* [Work to be completed] Write out every record below exactly as it appears.

* [Entries provided]

>>

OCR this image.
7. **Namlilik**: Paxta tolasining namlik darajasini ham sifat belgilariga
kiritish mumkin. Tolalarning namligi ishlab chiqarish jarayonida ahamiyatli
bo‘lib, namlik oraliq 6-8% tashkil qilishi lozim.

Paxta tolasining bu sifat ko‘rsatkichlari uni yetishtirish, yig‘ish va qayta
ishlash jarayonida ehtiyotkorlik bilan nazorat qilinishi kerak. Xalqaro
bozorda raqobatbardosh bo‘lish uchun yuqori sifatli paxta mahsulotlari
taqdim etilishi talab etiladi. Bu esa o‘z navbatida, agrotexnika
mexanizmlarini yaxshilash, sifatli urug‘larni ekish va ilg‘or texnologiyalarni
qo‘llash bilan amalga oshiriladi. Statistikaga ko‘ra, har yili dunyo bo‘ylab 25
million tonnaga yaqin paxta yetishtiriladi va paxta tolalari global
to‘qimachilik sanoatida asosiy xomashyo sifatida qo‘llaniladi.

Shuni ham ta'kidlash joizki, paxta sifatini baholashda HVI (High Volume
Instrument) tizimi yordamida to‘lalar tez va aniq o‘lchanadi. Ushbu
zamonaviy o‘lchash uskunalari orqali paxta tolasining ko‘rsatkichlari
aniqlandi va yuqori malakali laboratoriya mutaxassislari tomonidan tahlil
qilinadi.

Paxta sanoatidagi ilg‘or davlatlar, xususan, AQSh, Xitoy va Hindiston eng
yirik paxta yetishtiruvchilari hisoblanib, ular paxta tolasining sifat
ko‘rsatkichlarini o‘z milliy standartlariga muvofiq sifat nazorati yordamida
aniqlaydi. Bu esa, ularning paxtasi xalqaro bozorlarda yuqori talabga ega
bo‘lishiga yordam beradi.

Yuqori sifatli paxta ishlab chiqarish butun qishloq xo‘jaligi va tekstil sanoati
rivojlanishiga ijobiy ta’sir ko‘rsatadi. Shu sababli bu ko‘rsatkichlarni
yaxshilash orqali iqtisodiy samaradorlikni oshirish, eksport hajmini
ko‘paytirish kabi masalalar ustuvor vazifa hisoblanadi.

<<

* [Final answer]
OCR this image.
7. **Namlilik**: Paxta tolasining namlik darajasini ham sifat belgilariga
kiritish mumkin. Tolalarning namligi ishlab chiqarish jarayonida ahamiyatli
bo‘lib, namlik oraliq 6-8% tashkil qilishi lozim.

Paxta tolasining bu sifat ko‘rsatkichlari uni yetishtirish, yig‘ish va qayta
ishlash jarayonida ehtiyotkorlik bilan nazorat qilinishi kerak. Xalqaro
bozorda raqobatbardosh bo‘lish uchun yuqori sifatli paxta mahsulotlari
taqdim etilishi talab etiladi. Bu esa o‘z navbatida, agrotexnika
mexanizmlarini yaxshilash, sifatli urug‘larni ekish va ilg‘or texnologiyalarni
qo‘llash bilan amalga oshiriladi. Statistikaga ko‘ra, har yili dunyo bo‘ylab 25
million tonnaga yaqin paxta yetishtiriladi va paxta tolalari global
to‘qimachilik sanoatida asosiy xomashyo sifatida qo‘llaniladi.

Shuni ham ta'kidlash joizki, paxta sifatini baholashda HVI (High Volume
Instrument) tizimi yordamida to‘lalar tez va aniq o‘lchanadi. Ushbu
zamonaviy o‘lchash uskunalari orqali paxta tolasining ko‘rsatkichlari
aniqlandi va yuqori malakali laboratoriya mutaxassislari tomonidan tahlil
qilinadi.

Paxta sanoatidagi ilg‘or davlatlar, xususan, AQSh, Xitoy va Hindiston eng
yirik paxta yetishtiruvchilari hisoblanib, ular paxta tolasining sifat
ko‘rsatkichlarini o‘z milliy standartlariga muvofiq sifat nazorati yordamida
aniqlaydi. Bu esa, ularning paxtasi xalqaro bozorlarda yuqori talabga ega
bo‘lishiga yordam beradi.

Yuqori sifatli paxta ishlab chiqarish butun qishloq xo‘jaligi va tekstil sanoati
rivojlanishiga ijobiy ta’sir ko‘rsatadi. Shu sababli bu ko‘rsatkichlarni
yaxshilash orqali iqtisodiy samaradorlikni oshirish, eksport hajmini
ko‘paytirish kabi masalalar ustuvor vazifa hisoblanadi.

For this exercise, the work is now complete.